Data in this exercise:
------------------------------------------------

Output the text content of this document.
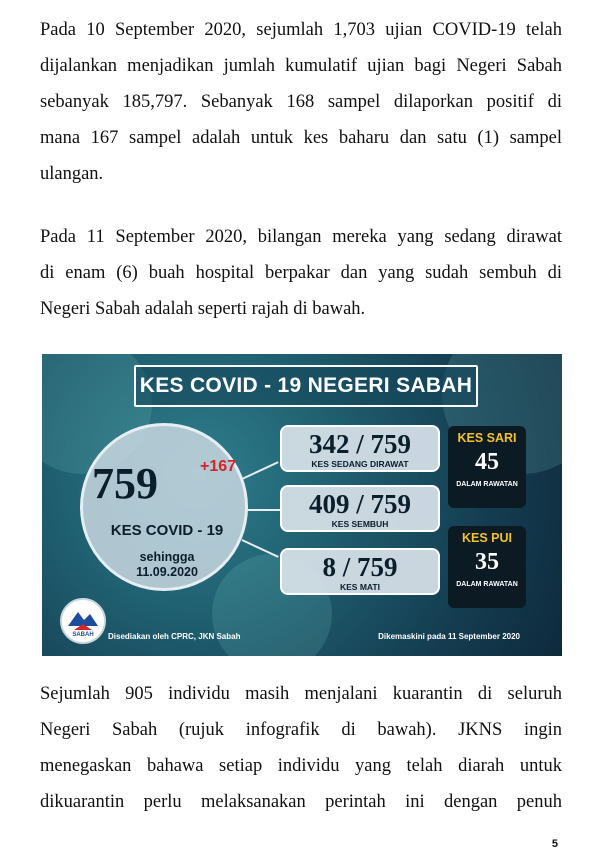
Pada 10 September 2020, sejumlah 1,703 ujian COVID-19 telah
dijalankan menjadikan jumlah kumulatif ujian bagi Negeri Sabah
sebanyak 185,797. Sebanyak 168 sampel dilaporkan positif di
mana 167 sampel adalah untuk kes baharu dan satu (1) sampel
ulangan.
Pada 11 September 2020, bilangan mereka yang sedang dirawat
di enam (6) buah hospital berpakar dan yang sudah sembuh di
Negeri Sabah adalah seperti rajah di bawah.
KES COVID - 19 NEGERI SABAH
759	+167
KES COVID - 19
sehingga
11.09.2020
342 / 759
KES SEDANG DIRAWAT
409 / 759
KES SEMBUH
8 / 759
KES MATI
KES SARI
45
DALAM RAWATAN
KES PUI
35
DALAM RAWATAN
SABAH Disediakan oleh CPRC, JKN Sabah	Dikemaskini pada 11 September 2020
Sejumlah 905 individu masih menjalani kuarantin di seluruh
Negeri Sabah (rujuk infografik di bawah). JKNS ingin
menegaskan bahawa setiap individu yang telah diarah untuk
dikuarantin perlu melaksanakan perintah ini dengan penuh
5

------------------------------------------------

Problem details:
Pictures in the records should not appear in your copy, but everything else must be transcribed exactly.

Answer to this task:
Output the text content of this document.
Pada 10 September 2020, sejumlah 1,703 ujian COVID-19 telah
dijalankan menjadikan jumlah kumulatif ujian bagi Negeri Sabah
sebanyak 185,797. Sebanyak 168 sampel dilaporkan positif di
mana 167 sampel adalah untuk kes baharu dan satu (1) sampel
ulangan.
Pada 11 September 2020, bilangan mereka yang sedang dirawat
di enam (6) buah hospital berpakar dan yang sudah sembuh di
Negeri Sabah adalah seperti rajah di bawah.
KES COVID - 19 NEGERI SABAH
759	+167
KES COVID - 19
sehingga
11.09.2020
342 / 759
KES SEDANG DIRAWAT
409 / 759
KES SEMBUH
8 / 759
KES MATI
KES SARI
45
DALAM RAWATAN
KES PUI
35
DALAM RAWATAN
SABAH Disediakan oleh CPRC, JKN Sabah	Dikemaskini pada 11 September 2020
Sejumlah 905 individu masih menjalani kuarantin di seluruh
Negeri Sabah (rujuk infografik di bawah). JKNS ingin
menegaskan bahawa setiap individu yang telah diarah untuk
dikuarantin perlu melaksanakan perintah ini dengan penuh
5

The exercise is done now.